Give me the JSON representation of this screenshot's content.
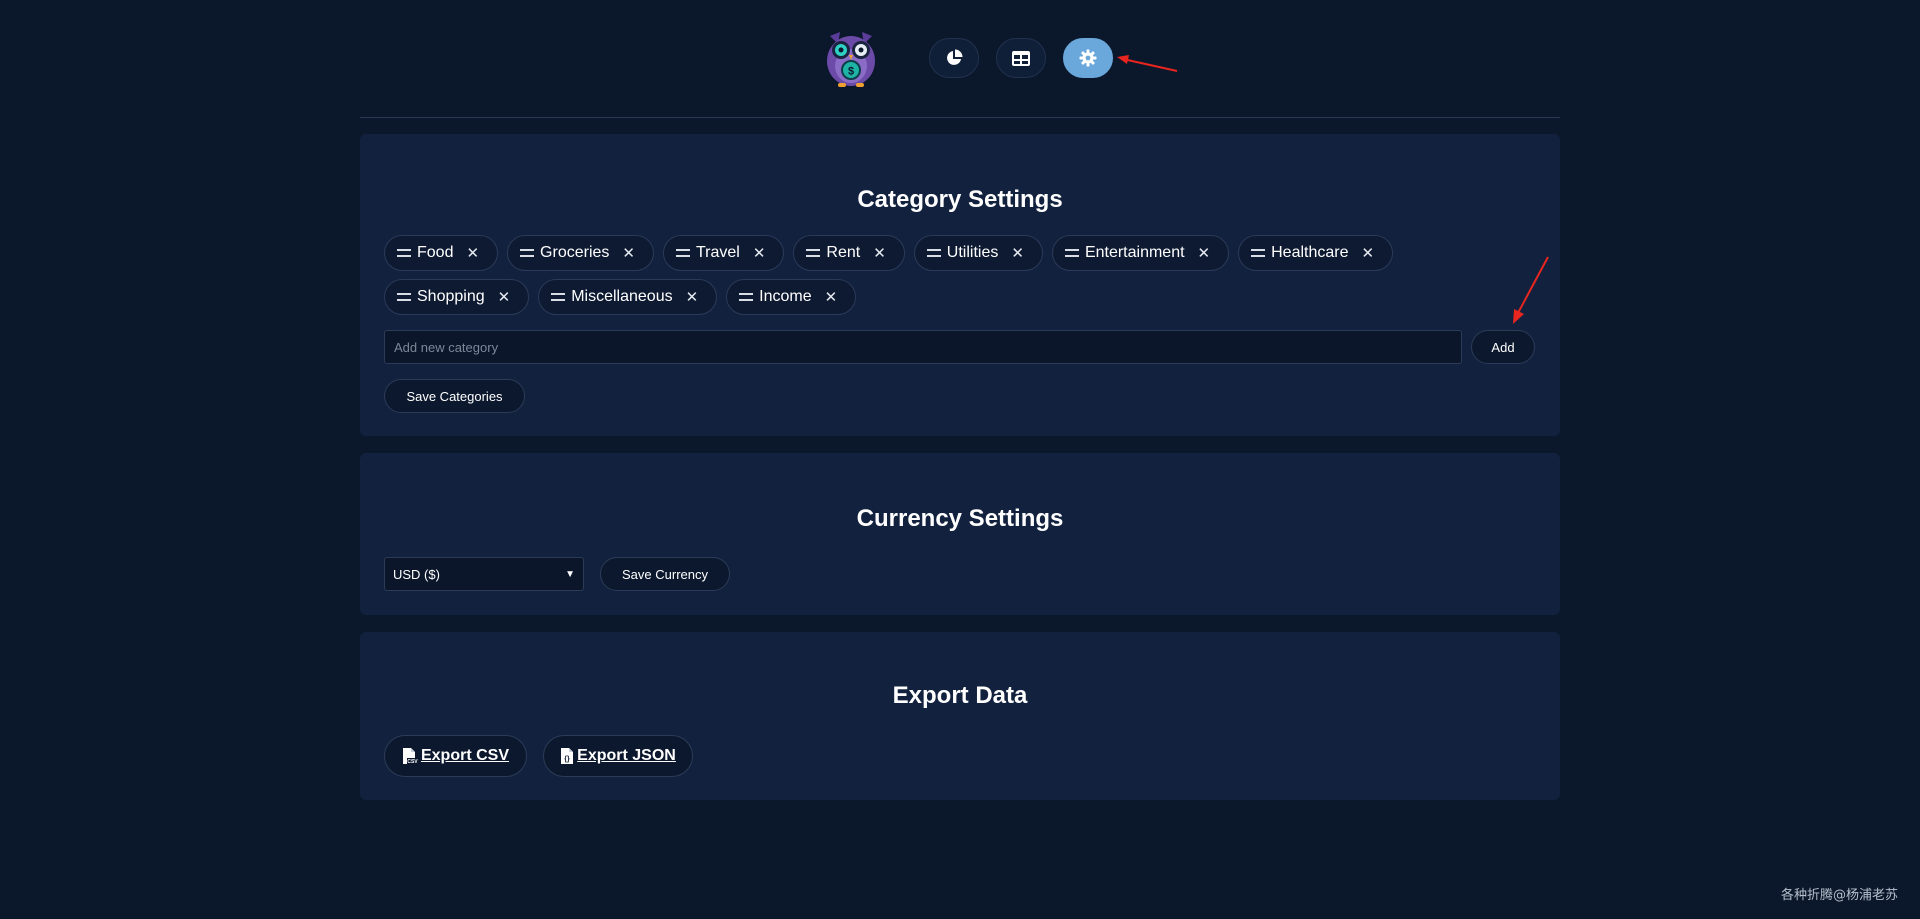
{
  "header": {
    "nav": [
      {
        "name": "chart-nav",
        "icon": "pie-chart-icon",
        "active": false
      },
      {
        "name": "table-nav",
        "icon": "table-icon",
        "active": false
      },
      {
        "name": "settings-nav",
        "icon": "gear-icon",
        "active": true
      }
    ]
  },
  "category_settings": {
    "title": "Category Settings",
    "categories": [
      "Food",
      "Groceries",
      "Travel",
      "Rent",
      "Utilities",
      "Entertainment",
      "Healthcare",
      "Shopping",
      "Miscellaneous",
      "Income"
    ],
    "input_placeholder": "Add new category",
    "add_label": "Add",
    "save_label": "Save Categories"
  },
  "currency_settings": {
    "title": "Currency Settings",
    "selected": "USD ($)",
    "save_label": "Save Currency"
  },
  "export": {
    "title": "Export Data",
    "csv_label": "Export CSV",
    "json_label": "Export JSON"
  },
  "watermark": "各种折腾@杨浦老苏",
  "colors": {
    "background": "#0b172b",
    "card": "#12213e",
    "active_nav": "#6aa8dc",
    "annotation_arrow": "#e8251f"
  }
}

• [Your goal]
Copy every line of the data word for word, omitting the images.

• [Answer below]
Give me the JSON representation of this screenshot's content.
{
  "header": {
    "nav": [
      {
        "name": "chart-nav",
        "icon": "pie-chart-icon",
        "active": false
      },
      {
        "name": "table-nav",
        "icon": "table-icon",
        "active": false
      },
      {
        "name": "settings-nav",
        "icon": "gear-icon",
        "active": true
      }
    ]
  },
  "category_settings": {
    "title": "Category Settings",
    "categories": [
      "Food",
      "Groceries",
      "Travel",
      "Rent",
      "Utilities",
      "Entertainment",
      "Healthcare",
      "Shopping",
      "Miscellaneous",
      "Income"
    ],
    "input_placeholder": "Add new category",
    "add_label": "Add",
    "save_label": "Save Categories"
  },
  "currency_settings": {
    "title": "Currency Settings",
    "selected": "USD ($)",
    "save_label": "Save Currency"
  },
  "export": {
    "title": "Export Data",
    "csv_label": "Export CSV",
    "json_label": "Export JSON"
  },
  "watermark": "各种折腾@杨浦老苏",
  "colors": {
    "background": "#0b172b",
    "card": "#12213e",
    "active_nav": "#6aa8dc",
    "annotation_arrow": "#e8251f"
  }
}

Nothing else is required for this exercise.